--- BEGIN Provided records ---
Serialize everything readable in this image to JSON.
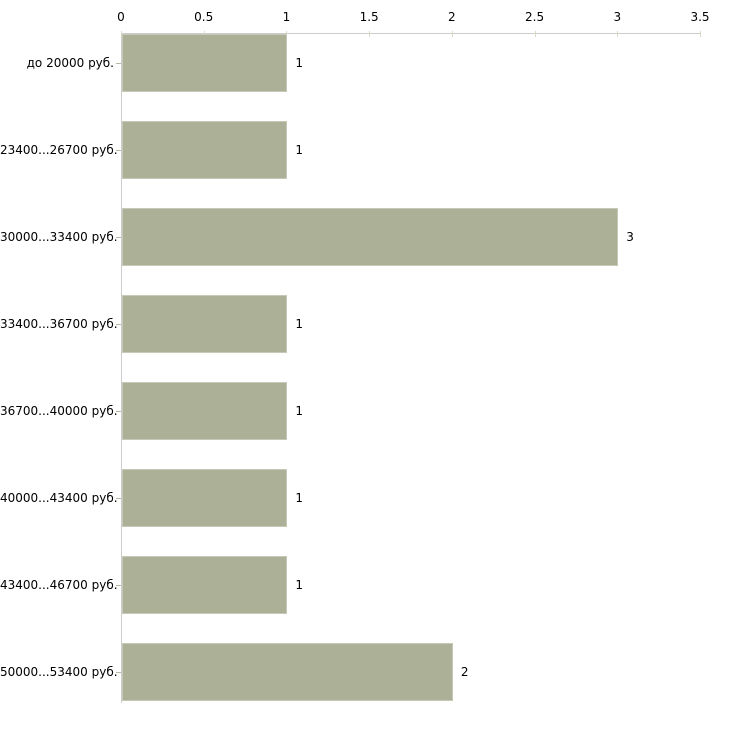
{
  "chart_data": {
    "type": "bar",
    "orientation": "horizontal",
    "title": "",
    "xlabel": "",
    "ylabel": "",
    "axis_position": "top",
    "grid": false,
    "legend": false,
    "categories": [
      "до 20000 руб.",
      "23400...26700 руб.",
      "30000...33400 руб.",
      "33400...36700 руб.",
      "36700...40000 руб.",
      "40000...43400 руб.",
      "43400...46700 руб.",
      "50000...53400 руб."
    ],
    "values": [
      1,
      1,
      3,
      1,
      1,
      1,
      1,
      2
    ],
    "value_labels": [
      "1",
      "1",
      "3",
      "1",
      "1",
      "1",
      "1",
      "2"
    ],
    "x_ticks": [
      0,
      0.5,
      1,
      1.5,
      2,
      2.5,
      3,
      3.5
    ],
    "x_tick_labels": [
      "0",
      "0.5",
      "1",
      "1.5",
      "2",
      "2.5",
      "3",
      "3.5"
    ],
    "xlim": [
      0,
      3.5
    ],
    "colors": {
      "bar_fill": "#abb096",
      "bar_border": "#c6c9b7",
      "axis_line": "#cccccc",
      "tick_mark": "#d8dbc3",
      "category_tick": "#b8b8a8",
      "text": "#000000",
      "background": "#ffffff"
    }
  }
}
--- END Provided records ---
## Problem to solve
All records should be output exactly, with the pictures left out.

## Answer to this task
Serialize everything readable in this image to JSON.
{
  "chart_data": {
    "type": "bar",
    "orientation": "horizontal",
    "title": "",
    "xlabel": "",
    "ylabel": "",
    "axis_position": "top",
    "grid": false,
    "legend": false,
    "categories": [
      "до 20000 руб.",
      "23400...26700 руб.",
      "30000...33400 руб.",
      "33400...36700 руб.",
      "36700...40000 руб.",
      "40000...43400 руб.",
      "43400...46700 руб.",
      "50000...53400 руб."
    ],
    "values": [
      1,
      1,
      3,
      1,
      1,
      1,
      1,
      2
    ],
    "value_labels": [
      "1",
      "1",
      "3",
      "1",
      "1",
      "1",
      "1",
      "2"
    ],
    "x_ticks": [
      0,
      0.5,
      1,
      1.5,
      2,
      2.5,
      3,
      3.5
    ],
    "x_tick_labels": [
      "0",
      "0.5",
      "1",
      "1.5",
      "2",
      "2.5",
      "3",
      "3.5"
    ],
    "xlim": [
      0,
      3.5
    ],
    "colors": {
      "bar_fill": "#abb096",
      "bar_border": "#c6c9b7",
      "axis_line": "#cccccc",
      "tick_mark": "#d8dbc3",
      "category_tick": "#b8b8a8",
      "text": "#000000",
      "background": "#ffffff"
    }
  }
}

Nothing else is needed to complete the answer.